start Excerpted records
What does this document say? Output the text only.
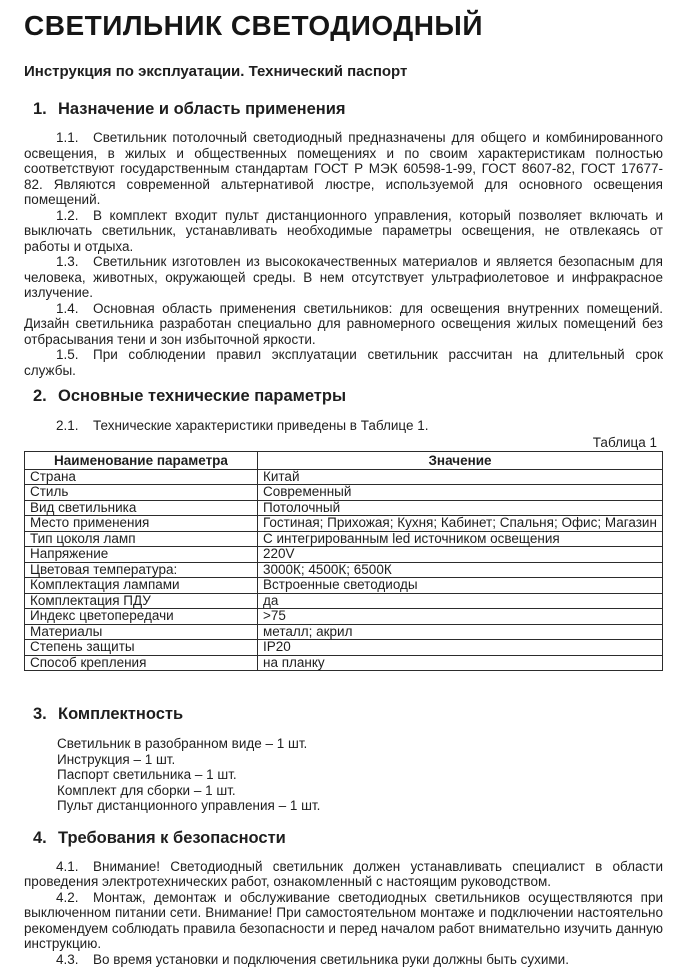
СВЕТИЛЬНИК СВЕТОДИОДНЫЙ
Инструкция по эксплуатации. Технический паспорт
1. Назначение и область применения

1.1. Светильник потолочный светодиодный предназначены для общего и комбинированного освещения, в жилых и общественных помещениях и по своим характеристикам полностью соответствуют государственным стандартам ГОСТ Р МЭК 60598-1-99, ГОСТ 8607-82, ГОСТ 17677-82. Являются современной альтернативой люстре, используемой для основного освещения помещений.

1.2. В комплект входит пульт дистанционного управления, который позволяет включать и выключать светильник, устанавливать необходимые параметры освещения, не отвлекаясь от работы и отдыха.

1.3. Светильник изготовлен из высококачественных материалов и является безопасным для человека, животных, окружающей среды. В нем отсутствует ультрафиолетовое и инфракрасное излучение.

1.4. Основная область применения светильников: для освещения внутренних помещений. Дизайн светильника разработан специально для равномерного освещения жилых помещений без отбрасывания тени и зон избыточной яркости.

1.5. При соблюдении правил эксплуатации светильник рассчитан на длительный срок службы.

2. Основные технические параметры

2.1. Технические характеристики приведены в Таблице 1.

Таблица 1
Наименование параметра	Значение
Страна	Китай
Стиль	Современный
Вид светильника	Потолочный
Место применения	Гостиная; Прихожая; Кухня; Кабинет; Спальня; Офис; Магазин
Тип цоколя ламп	С интегрированным led источником освещения
Напряжение	220V
Цветовая температура:	3000К; 4500К; 6500К
Комплектация лампами	Встроенные светодиоды
Комплектация ПДУ	да
Индекс цветопередачи	>75
Материалы	металл; акрил
Степень защиты	IP20
Способ крепления	на планку
3. Комплектность
Светильник в разобранном виде – 1 шт.
Инструкция – 1 шт.
Паспорт светильника – 1 шт.
Комплект для сборки – 1 шт.
Пульт дистанционного управления – 1 шт.
4. Требования к безопасности

4.1. Внимание! Светодиодный светильник должен устанавливать специалист в области проведения электротехнических работ, ознакомленный с настоящим руководством.

4.2. Монтаж, демонтаж и обслуживание светодиодных светильников осуществляются при выключенном питании сети. Внимание! При самостоятельном монтаже и подключении настоятельно рекомендуем соблюдать правила безопасности и перед началом работ внимательно изучить данную инструкцию.

4.3. Во время установки и подключения светильника руки должны быть сухими.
end Excerpted records
- [Task description]: Take every line from the data above that holds "устанавливать" and copy it out.

- [Response to this exercise]:
1.2. В комплект входит пульт дистанционного управления, который позволяет включать и выключать светильник, устанавливать необходимые параметры освещения, не отвлекаясь от работы и отдыха.
4.1. Внимание! Светодиодный светильник должен устанавливать специалист в области проведения электротехнических работ, ознакомленный с настоящим руководством.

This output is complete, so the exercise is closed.